DO THIS:
Copy every line of the entries that includes the word "解题关键".

LISTED ENTRIES:
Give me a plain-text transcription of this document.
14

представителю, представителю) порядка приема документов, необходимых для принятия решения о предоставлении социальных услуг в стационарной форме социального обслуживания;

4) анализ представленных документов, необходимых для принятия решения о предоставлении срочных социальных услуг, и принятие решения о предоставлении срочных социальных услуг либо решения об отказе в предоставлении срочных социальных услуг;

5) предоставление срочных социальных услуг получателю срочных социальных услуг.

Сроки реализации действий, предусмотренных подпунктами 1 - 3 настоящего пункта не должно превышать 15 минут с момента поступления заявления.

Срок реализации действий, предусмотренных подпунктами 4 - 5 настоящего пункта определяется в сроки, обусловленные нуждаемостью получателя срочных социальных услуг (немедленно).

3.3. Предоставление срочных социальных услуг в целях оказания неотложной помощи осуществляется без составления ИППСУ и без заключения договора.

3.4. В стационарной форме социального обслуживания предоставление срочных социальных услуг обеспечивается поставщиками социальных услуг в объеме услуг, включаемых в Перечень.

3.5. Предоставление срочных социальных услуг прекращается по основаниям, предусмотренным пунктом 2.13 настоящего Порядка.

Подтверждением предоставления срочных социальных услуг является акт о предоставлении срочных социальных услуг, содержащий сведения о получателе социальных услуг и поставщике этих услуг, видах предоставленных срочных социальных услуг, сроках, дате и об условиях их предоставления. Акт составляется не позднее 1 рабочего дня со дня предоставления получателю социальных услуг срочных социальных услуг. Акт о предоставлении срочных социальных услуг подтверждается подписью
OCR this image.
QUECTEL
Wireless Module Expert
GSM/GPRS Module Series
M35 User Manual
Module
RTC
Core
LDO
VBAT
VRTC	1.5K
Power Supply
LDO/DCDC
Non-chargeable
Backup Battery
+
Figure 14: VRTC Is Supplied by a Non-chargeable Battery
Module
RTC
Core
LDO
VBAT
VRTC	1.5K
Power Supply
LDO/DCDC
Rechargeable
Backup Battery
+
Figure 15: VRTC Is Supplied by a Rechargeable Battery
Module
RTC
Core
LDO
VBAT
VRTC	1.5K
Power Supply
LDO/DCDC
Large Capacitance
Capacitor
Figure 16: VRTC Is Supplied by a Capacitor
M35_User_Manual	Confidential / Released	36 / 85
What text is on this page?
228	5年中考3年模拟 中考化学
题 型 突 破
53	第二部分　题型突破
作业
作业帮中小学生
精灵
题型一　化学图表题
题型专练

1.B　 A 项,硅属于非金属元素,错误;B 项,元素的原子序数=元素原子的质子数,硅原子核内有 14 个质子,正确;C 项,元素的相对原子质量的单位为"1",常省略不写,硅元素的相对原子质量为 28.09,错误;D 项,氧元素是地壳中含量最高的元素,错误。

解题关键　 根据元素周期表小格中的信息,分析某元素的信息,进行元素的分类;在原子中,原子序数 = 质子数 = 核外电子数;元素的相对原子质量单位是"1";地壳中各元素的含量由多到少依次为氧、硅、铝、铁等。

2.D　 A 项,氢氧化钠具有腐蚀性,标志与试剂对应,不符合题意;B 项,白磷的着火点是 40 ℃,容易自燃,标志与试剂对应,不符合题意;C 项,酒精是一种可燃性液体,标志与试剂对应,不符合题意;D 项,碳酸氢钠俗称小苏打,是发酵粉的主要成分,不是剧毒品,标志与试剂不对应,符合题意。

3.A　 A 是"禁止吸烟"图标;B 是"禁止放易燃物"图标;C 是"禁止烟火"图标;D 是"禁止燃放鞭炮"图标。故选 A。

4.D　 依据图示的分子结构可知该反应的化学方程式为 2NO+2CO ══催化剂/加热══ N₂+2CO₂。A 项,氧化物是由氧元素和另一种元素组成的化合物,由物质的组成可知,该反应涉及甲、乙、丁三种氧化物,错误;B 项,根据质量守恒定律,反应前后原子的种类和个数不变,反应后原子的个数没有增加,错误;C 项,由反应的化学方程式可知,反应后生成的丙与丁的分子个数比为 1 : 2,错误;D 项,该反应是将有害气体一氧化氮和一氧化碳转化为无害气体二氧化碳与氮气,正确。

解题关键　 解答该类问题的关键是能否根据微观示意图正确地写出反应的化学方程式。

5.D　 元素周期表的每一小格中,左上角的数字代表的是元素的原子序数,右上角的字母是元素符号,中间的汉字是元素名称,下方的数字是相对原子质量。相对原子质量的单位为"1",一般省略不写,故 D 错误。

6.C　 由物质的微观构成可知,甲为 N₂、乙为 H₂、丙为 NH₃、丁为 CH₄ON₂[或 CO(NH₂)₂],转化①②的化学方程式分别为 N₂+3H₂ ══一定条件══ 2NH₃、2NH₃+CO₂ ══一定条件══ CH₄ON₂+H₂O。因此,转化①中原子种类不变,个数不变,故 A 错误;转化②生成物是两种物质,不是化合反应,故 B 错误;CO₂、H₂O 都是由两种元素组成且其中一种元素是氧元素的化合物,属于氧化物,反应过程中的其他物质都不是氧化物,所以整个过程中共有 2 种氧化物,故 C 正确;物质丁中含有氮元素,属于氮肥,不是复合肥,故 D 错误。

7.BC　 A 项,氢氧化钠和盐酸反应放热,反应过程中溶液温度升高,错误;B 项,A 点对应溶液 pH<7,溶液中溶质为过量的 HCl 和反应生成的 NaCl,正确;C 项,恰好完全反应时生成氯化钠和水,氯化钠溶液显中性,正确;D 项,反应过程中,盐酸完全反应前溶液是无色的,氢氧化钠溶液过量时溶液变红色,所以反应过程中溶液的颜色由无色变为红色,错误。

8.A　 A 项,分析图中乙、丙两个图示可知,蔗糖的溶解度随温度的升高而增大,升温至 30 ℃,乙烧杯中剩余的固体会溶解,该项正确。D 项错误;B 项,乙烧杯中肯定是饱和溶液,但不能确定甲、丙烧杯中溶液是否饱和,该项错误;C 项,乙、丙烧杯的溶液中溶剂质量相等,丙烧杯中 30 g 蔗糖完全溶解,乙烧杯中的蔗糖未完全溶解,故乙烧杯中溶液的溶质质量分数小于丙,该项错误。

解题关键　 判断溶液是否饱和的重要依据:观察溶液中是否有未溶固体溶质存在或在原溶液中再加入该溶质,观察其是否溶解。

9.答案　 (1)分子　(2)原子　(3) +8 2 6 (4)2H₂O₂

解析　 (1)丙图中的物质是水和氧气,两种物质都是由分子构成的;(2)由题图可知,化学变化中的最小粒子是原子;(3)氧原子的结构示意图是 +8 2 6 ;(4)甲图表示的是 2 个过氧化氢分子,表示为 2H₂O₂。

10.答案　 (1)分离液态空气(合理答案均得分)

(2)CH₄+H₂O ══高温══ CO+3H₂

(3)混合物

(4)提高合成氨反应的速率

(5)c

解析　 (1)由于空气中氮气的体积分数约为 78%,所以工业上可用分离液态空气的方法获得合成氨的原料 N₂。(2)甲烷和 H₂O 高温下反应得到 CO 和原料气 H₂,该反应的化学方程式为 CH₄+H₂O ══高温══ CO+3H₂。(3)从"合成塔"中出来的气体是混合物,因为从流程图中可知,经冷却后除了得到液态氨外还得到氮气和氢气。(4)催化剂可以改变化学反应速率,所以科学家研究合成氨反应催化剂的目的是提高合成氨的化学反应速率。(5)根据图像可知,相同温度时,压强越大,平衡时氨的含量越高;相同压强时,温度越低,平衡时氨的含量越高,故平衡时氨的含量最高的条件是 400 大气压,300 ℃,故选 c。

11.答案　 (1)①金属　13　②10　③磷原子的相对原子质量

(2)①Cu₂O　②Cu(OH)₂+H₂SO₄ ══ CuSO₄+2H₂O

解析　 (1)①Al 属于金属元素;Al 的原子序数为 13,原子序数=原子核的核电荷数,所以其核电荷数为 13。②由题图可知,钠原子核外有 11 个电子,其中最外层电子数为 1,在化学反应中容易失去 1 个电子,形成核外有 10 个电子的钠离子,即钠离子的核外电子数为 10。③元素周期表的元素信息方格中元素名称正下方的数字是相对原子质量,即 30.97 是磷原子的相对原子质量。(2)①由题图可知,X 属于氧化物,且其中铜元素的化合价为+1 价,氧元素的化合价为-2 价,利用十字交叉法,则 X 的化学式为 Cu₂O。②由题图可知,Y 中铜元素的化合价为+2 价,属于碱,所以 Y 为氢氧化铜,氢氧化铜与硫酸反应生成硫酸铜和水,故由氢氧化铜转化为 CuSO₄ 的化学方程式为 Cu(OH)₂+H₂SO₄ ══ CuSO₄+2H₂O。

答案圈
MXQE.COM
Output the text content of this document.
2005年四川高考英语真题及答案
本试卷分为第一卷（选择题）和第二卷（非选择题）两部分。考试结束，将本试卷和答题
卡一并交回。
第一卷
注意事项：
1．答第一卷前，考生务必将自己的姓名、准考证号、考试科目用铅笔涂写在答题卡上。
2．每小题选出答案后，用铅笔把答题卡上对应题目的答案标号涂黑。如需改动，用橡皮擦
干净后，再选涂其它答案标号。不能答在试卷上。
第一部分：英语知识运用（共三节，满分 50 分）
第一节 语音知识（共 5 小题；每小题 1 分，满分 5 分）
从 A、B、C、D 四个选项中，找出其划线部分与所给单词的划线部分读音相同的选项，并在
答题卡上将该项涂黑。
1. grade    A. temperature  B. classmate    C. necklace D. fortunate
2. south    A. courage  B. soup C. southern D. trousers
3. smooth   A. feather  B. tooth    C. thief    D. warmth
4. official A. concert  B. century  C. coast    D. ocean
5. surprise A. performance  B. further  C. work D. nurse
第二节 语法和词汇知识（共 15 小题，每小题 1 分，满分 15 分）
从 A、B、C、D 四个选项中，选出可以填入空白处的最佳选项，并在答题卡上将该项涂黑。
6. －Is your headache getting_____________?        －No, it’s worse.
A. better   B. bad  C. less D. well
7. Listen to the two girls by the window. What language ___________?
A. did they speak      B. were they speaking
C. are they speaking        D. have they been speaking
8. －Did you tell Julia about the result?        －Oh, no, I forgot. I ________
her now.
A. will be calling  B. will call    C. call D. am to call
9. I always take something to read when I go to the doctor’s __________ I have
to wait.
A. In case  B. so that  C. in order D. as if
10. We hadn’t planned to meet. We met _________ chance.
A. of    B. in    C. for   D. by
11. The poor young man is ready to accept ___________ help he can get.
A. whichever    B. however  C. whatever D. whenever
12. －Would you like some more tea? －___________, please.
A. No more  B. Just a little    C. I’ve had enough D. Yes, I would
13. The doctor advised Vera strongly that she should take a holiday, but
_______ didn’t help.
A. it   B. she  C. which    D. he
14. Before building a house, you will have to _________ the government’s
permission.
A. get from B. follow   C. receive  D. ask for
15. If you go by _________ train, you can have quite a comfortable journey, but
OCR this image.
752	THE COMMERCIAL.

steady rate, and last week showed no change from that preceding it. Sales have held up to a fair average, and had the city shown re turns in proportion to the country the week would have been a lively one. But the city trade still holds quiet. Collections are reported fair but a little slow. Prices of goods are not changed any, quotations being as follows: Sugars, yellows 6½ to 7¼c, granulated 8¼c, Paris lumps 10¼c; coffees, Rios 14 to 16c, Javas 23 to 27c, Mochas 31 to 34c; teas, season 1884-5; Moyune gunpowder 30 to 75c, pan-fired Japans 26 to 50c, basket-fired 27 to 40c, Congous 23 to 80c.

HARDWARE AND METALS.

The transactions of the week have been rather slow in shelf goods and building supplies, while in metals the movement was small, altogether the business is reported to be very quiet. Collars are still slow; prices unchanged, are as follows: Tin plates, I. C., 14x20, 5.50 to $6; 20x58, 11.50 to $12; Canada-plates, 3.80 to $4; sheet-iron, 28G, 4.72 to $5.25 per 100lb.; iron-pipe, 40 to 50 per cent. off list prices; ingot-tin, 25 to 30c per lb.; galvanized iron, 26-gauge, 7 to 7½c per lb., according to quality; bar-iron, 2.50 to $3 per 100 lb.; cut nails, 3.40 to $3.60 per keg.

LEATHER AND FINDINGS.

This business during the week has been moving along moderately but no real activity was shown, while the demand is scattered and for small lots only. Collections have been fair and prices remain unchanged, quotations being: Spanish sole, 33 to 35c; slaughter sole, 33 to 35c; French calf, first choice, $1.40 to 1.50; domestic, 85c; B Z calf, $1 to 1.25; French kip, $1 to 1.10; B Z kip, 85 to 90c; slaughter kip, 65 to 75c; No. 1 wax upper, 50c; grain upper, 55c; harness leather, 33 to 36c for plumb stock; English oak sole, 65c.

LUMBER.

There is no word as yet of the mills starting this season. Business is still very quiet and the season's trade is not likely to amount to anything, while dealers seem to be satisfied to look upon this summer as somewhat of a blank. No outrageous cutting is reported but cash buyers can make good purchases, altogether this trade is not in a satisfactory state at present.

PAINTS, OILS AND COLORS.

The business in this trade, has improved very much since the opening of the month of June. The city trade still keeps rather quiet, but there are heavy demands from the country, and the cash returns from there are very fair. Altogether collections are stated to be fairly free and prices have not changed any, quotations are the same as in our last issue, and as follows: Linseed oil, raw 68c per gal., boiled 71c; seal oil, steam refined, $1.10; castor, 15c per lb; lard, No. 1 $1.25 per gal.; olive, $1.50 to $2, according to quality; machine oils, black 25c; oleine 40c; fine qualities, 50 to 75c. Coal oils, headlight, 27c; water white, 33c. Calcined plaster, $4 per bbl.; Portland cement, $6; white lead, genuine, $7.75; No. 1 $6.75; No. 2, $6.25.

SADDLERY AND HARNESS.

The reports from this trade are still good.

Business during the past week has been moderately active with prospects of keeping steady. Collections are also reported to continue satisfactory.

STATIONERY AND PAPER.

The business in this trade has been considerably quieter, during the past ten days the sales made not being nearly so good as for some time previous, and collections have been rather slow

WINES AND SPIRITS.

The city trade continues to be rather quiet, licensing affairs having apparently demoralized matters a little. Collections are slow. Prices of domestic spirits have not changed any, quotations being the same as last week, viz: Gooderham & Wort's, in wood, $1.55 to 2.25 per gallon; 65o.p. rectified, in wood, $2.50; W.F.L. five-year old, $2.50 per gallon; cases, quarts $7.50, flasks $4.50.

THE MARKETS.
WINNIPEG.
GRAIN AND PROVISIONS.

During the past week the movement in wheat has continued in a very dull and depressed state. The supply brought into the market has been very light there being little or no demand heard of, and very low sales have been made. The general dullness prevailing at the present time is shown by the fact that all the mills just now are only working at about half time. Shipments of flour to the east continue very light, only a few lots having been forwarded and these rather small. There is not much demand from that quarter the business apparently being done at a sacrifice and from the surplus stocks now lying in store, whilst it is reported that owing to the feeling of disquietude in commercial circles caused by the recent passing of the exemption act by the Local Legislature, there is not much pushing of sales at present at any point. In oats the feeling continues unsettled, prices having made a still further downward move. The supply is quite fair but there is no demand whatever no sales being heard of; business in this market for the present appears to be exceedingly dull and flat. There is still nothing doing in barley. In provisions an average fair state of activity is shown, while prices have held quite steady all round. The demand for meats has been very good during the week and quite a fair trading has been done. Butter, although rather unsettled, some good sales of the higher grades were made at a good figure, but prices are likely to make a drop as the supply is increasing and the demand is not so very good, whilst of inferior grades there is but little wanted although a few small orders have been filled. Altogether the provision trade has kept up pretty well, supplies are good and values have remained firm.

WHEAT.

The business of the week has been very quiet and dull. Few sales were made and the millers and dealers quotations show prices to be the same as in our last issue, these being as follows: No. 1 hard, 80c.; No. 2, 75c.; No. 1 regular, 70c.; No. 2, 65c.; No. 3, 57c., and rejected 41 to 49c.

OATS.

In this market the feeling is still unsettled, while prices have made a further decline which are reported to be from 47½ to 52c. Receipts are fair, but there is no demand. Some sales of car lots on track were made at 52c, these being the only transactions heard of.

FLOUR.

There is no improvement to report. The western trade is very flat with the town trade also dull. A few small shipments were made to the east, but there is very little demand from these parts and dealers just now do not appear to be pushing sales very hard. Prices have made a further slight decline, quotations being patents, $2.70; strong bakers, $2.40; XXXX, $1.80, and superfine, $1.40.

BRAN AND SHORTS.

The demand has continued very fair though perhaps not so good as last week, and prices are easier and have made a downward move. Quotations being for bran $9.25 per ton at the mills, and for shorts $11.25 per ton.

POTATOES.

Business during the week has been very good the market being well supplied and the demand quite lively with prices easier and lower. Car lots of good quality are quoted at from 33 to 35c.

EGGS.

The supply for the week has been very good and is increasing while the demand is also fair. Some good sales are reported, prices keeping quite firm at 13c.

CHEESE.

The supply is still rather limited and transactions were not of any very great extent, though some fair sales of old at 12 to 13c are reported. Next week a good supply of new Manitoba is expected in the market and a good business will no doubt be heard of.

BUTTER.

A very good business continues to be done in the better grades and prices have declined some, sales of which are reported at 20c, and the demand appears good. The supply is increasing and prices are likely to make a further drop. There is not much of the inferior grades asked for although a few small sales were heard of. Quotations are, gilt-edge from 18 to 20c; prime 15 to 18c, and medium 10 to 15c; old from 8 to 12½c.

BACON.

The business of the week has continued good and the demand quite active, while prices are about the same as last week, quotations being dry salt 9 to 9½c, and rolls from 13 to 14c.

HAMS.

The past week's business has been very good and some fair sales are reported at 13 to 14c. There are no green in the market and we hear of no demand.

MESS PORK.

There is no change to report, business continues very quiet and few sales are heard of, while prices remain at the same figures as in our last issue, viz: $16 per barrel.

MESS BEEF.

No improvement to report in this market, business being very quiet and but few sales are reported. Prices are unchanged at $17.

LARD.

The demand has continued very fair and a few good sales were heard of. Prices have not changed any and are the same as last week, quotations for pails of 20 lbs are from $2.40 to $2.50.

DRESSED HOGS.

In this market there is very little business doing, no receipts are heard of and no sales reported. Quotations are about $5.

SOLUTION TO THE PROBLEM:
解题关键　 根据元素周期表小格中的信息,分析某元素的信息,进行元素的分类;在原子中,原子序数 = 质子数 = 核外电子数;元素的相对原子质量单位是"1";地壳中各元素的含量由多到少依次为氧、硅、铝、铁等。
解题关键　 解答该类问题的关键是能否根据微观示意图正确地写出反应的化学方程式。
解题关键　 判断溶液是否饱和的重要依据:观察溶液中是否有未溶固体溶质存在或在原溶液中再加入该溶质,观察其是否溶解。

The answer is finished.